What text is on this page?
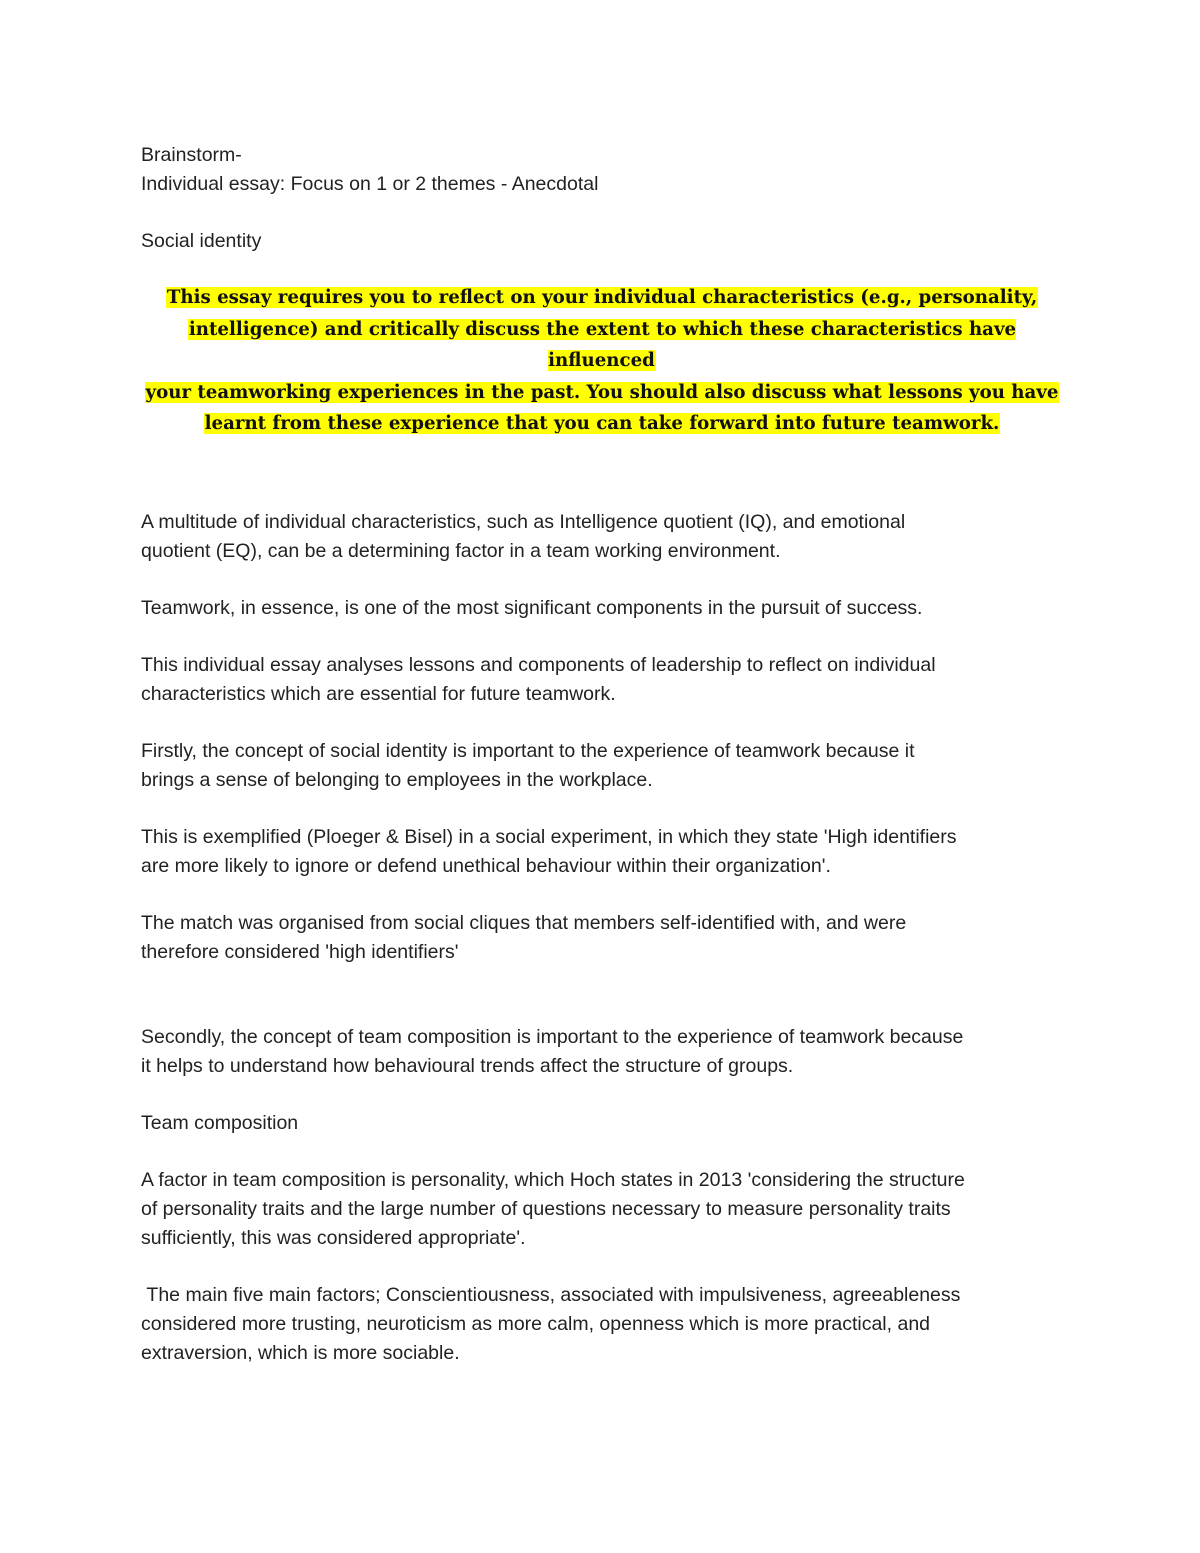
Brainstorm-

Individual essay: Focus on 1 or 2 themes - Anecdotal

Social identity

This essay requires you to reflect on your individual characteristics (e.g., personality,
intelligence) and critically discuss the extent to which these characteristics have influenced
your teamworking experiences in the past. You should also discuss what lessons you have
learnt from these experience that you can take forward into future teamwork.

A multitude of individual characteristics, such as Intelligence quotient (IQ), and emotional

quotient (EQ), can be a determining factor in a team working environment.

Teamwork, in essence, is one of the most significant components in the pursuit of success.

This individual essay analyses lessons and components of leadership to reflect on individual

characteristics which are essential for future teamwork.

Firstly, the concept of social identity is important to the experience of teamwork because it

brings a sense of belonging to employees in the workplace.

This is exemplified (Ploeger & Bisel) in a social experiment, in which they state 'High identifiers

are more likely to ignore or defend unethical behaviour within their organization'.

The match was organised from social cliques that members self-identified with, and were

therefore considered 'high identifiers'

Secondly, the concept of team composition is important to the experience of teamwork because

it helps to understand how behavioural trends affect the structure of groups.

Team composition

A factor in team composition is personality, which Hoch states in 2013 'considering the structure

of personality traits and the large number of questions necessary to measure personality traits

sufficiently, this was considered appropriate'.

The main five main factors; Conscientiousness, associated with impulsiveness, agreeableness

considered more trusting, neuroticism as more calm, openness which is more practical, and

extraversion, which is more sociable.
• • • • • • •
**To do:** Which lines contain "have"? Copy each of them out.

**Expected output:**
intelligence) and critically discuss the extent to which these characteristics have influenced
your teamworking experiences in the past. You should also discuss what lessons you have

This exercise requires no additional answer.